*BRIEF*
Search the listing below for the string "believed" and copy every line where it occurs.

*DATASET*
++++++++++++++++++++
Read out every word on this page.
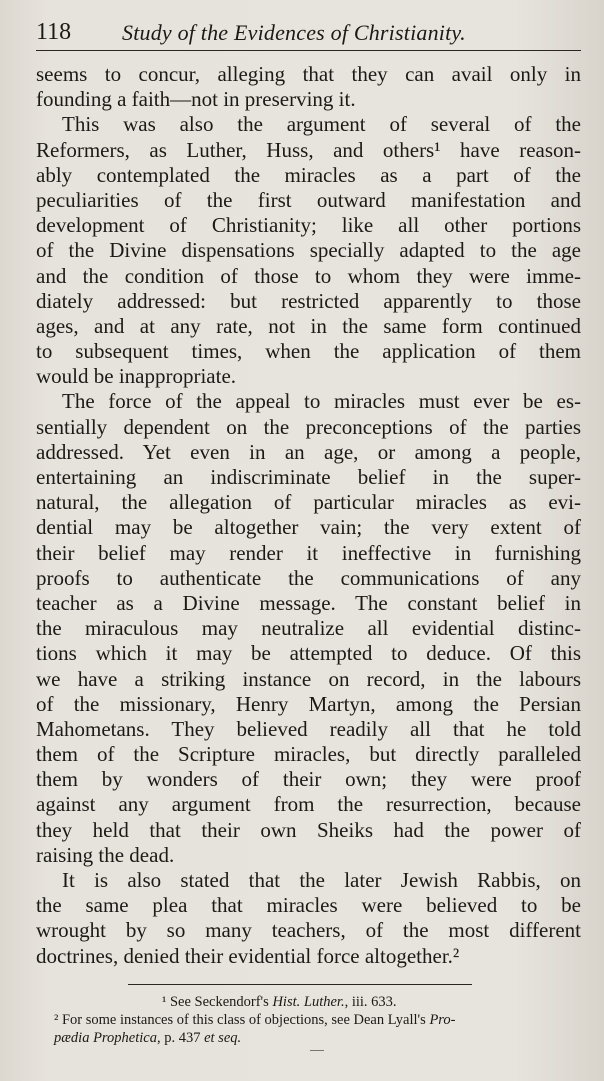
118 Study of the Evidences of Christianity.
seems to concur, alleging that they can avail only in
founding a faith—not in preserving it.
This was also the argument of several of the
Reformers, as Luther, Huss, and others¹ have reason-
ably contemplated the miracles as a part of the
peculiarities of the first outward manifestation and
development of Christianity; like all other portions
of the Divine dispensations specially adapted to the age
and the condition of those to whom they were imme-
diately addressed: but restricted apparently to those
ages, and at any rate, not in the same form continued
to subsequent times, when the application of them
would be inappropriate.
The force of the appeal to miracles must ever be es-
sentially dependent on the preconceptions of the parties
addressed. Yet even in an age, or among a people,
entertaining an indiscriminate belief in the super-
natural, the allegation of particular miracles as evi-
dential may be altogether vain; the very extent of
their belief may render it ineffective in furnishing
proofs to authenticate the communications of any
teacher as a Divine message. The constant belief in
the miraculous may neutralize all evidential distinc-
tions which it may be attempted to deduce. Of this
we have a striking instance on record, in the labours
of the missionary, Henry Martyn, among the Persian
Mahometans. They believed readily all that he told
them of the Scripture miracles, but directly paralleled
them by wonders of their own; they were proof
against any argument from the resurrection, because
they held that their own Sheiks had the power of
raising the dead.
It is also stated that the later Jewish Rabbis, on
the same plea that miracles were believed to be
wrought by so many teachers, of the most different
doctrines, denied their evidential force altogether.²
¹ See Seckendorf's Hist. Luther., iii. 633.
² For some instances of this class of objections, see Dean Lyall's Pro-
pædia Prophetica, p. 437 et seq.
++++++++++++++++++++
*OUTPUT OF THE TASK*
Mahometans. They believed readily all that he told
the same plea that miracles were believed to be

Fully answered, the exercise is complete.